## Items from a figure collection
═══

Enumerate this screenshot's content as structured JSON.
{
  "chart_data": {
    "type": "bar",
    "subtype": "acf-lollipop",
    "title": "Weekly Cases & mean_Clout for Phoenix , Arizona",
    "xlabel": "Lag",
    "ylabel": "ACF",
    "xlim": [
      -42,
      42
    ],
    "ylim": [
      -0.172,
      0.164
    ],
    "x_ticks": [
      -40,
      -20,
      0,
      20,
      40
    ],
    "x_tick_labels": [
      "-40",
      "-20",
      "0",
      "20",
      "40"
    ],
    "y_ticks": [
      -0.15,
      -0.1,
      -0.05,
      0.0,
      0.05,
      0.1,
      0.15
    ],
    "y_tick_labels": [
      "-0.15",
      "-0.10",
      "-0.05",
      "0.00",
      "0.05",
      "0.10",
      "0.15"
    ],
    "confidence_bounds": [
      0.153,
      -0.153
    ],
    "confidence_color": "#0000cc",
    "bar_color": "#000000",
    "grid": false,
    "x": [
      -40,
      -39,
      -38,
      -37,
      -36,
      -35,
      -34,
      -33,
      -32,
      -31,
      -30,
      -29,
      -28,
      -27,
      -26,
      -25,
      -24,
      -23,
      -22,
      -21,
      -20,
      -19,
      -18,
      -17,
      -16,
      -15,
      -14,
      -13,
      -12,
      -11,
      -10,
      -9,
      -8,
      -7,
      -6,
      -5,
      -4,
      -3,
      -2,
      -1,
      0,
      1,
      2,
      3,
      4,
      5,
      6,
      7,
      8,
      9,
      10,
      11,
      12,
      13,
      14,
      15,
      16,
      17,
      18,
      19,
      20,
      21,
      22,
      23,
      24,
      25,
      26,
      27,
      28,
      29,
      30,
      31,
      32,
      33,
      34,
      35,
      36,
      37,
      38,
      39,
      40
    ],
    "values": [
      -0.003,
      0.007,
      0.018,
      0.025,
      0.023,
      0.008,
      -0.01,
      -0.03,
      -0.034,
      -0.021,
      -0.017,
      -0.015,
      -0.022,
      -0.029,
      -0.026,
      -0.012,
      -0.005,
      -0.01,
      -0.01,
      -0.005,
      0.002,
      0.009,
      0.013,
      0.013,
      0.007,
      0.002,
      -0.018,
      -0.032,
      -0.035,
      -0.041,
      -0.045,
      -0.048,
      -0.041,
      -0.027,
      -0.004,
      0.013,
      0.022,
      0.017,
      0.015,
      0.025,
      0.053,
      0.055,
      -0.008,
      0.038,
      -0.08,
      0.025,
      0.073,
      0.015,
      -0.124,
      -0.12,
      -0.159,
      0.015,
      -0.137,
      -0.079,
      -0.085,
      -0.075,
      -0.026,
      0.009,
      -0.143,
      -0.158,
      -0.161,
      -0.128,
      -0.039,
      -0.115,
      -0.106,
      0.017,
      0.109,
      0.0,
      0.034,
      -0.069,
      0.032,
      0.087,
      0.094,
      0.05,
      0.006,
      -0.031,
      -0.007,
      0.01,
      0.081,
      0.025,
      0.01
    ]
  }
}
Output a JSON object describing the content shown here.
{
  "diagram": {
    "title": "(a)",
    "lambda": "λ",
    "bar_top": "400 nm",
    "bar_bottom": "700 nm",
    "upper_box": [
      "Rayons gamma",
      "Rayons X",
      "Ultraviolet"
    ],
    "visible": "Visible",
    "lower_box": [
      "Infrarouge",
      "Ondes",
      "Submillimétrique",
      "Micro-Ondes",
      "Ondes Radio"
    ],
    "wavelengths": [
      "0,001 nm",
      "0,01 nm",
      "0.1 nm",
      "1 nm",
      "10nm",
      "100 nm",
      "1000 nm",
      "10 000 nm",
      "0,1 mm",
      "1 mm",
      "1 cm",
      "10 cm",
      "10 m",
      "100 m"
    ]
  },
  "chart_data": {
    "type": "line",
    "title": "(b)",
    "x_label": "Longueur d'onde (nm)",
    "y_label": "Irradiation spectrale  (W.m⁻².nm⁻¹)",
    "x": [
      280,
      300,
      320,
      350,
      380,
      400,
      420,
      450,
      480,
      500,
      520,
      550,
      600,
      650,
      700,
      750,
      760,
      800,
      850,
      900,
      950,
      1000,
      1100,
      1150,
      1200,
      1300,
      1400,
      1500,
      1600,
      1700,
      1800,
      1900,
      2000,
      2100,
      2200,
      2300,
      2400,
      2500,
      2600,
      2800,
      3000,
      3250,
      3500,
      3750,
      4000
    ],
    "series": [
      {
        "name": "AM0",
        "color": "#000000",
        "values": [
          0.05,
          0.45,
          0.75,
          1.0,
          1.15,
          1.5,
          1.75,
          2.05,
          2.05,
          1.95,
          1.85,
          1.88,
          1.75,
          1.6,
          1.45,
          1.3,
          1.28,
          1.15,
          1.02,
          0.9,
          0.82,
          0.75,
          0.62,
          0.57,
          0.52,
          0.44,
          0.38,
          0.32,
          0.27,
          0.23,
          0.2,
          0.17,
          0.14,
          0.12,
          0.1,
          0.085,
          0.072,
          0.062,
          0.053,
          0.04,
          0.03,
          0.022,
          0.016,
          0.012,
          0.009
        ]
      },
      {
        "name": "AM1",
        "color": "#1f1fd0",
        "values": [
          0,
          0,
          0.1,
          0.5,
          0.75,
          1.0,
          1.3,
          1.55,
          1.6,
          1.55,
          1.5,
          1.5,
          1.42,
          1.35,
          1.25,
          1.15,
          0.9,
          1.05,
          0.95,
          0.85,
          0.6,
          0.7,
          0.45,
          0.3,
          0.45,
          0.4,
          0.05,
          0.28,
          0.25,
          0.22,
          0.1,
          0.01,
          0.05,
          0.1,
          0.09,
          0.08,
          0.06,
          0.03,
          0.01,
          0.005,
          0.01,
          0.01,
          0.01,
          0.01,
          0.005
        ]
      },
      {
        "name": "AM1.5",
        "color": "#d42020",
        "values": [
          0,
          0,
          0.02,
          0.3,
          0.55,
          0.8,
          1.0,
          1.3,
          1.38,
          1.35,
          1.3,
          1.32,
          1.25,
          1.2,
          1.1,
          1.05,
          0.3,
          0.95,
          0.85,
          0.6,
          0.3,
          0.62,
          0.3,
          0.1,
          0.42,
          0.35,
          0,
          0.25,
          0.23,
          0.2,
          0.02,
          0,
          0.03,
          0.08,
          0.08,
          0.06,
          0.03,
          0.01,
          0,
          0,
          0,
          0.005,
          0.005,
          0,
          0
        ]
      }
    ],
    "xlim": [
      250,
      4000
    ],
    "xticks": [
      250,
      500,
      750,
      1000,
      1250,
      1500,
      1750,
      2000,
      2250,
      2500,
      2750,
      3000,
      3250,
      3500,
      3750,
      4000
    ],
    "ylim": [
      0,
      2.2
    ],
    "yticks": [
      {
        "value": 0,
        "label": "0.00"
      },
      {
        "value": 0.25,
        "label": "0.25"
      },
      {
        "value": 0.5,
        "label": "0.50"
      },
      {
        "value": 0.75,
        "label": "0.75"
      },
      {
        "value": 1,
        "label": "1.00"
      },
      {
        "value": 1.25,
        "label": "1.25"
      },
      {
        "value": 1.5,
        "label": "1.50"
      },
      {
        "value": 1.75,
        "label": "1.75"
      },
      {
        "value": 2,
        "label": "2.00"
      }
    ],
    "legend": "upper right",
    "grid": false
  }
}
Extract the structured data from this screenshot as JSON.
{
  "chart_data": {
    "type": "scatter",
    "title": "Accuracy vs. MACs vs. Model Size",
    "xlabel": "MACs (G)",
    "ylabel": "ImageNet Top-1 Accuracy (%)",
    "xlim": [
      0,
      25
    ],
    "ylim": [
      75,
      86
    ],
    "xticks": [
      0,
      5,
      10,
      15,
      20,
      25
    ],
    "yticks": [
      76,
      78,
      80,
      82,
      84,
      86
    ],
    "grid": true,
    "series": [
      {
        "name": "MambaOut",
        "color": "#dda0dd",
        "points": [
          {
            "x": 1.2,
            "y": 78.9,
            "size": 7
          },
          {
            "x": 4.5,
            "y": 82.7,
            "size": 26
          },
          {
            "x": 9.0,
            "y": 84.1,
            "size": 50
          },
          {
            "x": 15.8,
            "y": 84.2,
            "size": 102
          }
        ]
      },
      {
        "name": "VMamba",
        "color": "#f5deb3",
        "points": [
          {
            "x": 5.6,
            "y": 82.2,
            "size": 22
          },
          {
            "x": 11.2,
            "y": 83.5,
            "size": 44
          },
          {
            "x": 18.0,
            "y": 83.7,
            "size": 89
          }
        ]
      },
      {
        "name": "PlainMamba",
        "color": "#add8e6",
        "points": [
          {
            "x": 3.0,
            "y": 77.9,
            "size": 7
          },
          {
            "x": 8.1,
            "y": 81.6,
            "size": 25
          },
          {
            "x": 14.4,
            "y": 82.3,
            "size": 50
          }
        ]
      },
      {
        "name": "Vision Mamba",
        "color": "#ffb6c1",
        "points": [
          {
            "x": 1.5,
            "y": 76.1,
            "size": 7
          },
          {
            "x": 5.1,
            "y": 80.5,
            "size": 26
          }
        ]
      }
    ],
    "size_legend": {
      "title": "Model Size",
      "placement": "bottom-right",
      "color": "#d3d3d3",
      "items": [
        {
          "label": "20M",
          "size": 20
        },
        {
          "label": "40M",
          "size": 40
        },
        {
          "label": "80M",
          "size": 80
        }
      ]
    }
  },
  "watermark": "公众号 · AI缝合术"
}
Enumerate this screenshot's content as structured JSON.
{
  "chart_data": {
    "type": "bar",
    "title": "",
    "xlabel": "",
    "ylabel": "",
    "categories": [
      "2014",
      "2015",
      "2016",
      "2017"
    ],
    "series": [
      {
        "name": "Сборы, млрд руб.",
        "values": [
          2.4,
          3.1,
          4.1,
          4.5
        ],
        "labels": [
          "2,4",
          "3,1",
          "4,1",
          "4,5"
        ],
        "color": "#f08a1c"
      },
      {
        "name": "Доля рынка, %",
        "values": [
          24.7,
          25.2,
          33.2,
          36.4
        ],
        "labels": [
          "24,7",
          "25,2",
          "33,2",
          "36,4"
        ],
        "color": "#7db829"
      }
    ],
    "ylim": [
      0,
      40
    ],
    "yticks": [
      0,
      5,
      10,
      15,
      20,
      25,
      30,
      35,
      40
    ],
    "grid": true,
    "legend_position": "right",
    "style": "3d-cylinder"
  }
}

═══

## PROBLEM REQUIREMENTS
Show, from the listing above, each line that contains the word "Model".

## RESULT OF THE EXERCISE
    "title": "Accuracy vs. MACs vs. Model Size",
      "title": "Model Size",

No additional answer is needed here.